** Begin DATASET RECORDS **

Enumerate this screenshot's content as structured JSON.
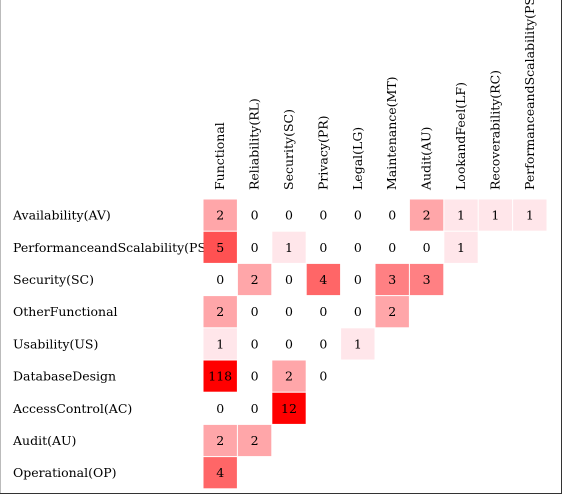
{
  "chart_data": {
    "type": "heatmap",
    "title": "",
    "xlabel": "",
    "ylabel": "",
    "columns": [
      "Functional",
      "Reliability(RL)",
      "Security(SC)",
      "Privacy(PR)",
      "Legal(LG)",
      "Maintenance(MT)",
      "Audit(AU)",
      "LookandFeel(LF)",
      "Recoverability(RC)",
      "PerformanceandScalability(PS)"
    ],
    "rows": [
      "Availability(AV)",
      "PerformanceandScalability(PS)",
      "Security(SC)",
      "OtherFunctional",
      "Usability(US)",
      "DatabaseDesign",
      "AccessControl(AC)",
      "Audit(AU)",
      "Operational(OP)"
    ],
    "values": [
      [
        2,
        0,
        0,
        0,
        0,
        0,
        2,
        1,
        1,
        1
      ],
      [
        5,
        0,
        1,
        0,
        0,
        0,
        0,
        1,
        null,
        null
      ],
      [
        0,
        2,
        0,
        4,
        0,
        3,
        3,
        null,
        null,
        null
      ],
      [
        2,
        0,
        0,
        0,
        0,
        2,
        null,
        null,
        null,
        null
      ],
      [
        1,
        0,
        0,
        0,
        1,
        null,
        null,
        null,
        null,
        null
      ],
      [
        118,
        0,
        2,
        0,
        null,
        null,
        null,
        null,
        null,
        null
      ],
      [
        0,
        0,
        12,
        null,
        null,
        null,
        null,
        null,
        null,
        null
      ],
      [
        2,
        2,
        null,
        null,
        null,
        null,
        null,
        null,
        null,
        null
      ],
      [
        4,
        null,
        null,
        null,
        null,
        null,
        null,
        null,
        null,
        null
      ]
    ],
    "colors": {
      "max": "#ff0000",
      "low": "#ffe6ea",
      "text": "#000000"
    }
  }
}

** End DATASET RECORDS **

Transcribe each entry above exactly, apart from the pictures.

Enumerate this screenshot's content as structured JSON.
{
  "chart_data": {
    "type": "heatmap",
    "title": "",
    "xlabel": "",
    "ylabel": "",
    "columns": [
      "Functional",
      "Reliability(RL)",
      "Security(SC)",
      "Privacy(PR)",
      "Legal(LG)",
      "Maintenance(MT)",
      "Audit(AU)",
      "LookandFeel(LF)",
      "Recoverability(RC)",
      "PerformanceandScalability(PS)"
    ],
    "rows": [
      "Availability(AV)",
      "PerformanceandScalability(PS)",
      "Security(SC)",
      "OtherFunctional",
      "Usability(US)",
      "DatabaseDesign",
      "AccessControl(AC)",
      "Audit(AU)",
      "Operational(OP)"
    ],
    "values": [
      [
        2,
        0,
        0,
        0,
        0,
        0,
        2,
        1,
        1,
        1
      ],
      [
        5,
        0,
        1,
        0,
        0,
        0,
        0,
        1,
        null,
        null
      ],
      [
        0,
        2,
        0,
        4,
        0,
        3,
        3,
        null,
        null,
        null
      ],
      [
        2,
        0,
        0,
        0,
        0,
        2,
        null,
        null,
        null,
        null
      ],
      [
        1,
        0,
        0,
        0,
        1,
        null,
        null,
        null,
        null,
        null
      ],
      [
        118,
        0,
        2,
        0,
        null,
        null,
        null,
        null,
        null,
        null
      ],
      [
        0,
        0,
        12,
        null,
        null,
        null,
        null,
        null,
        null,
        null
      ],
      [
        2,
        2,
        null,
        null,
        null,
        null,
        null,
        null,
        null,
        null
      ],
      [
        4,
        null,
        null,
        null,
        null,
        null,
        null,
        null,
        null,
        null
      ]
    ],
    "colors": {
      "max": "#ff0000",
      "low": "#ffe6ea",
      "text": "#000000"
    }
  }
}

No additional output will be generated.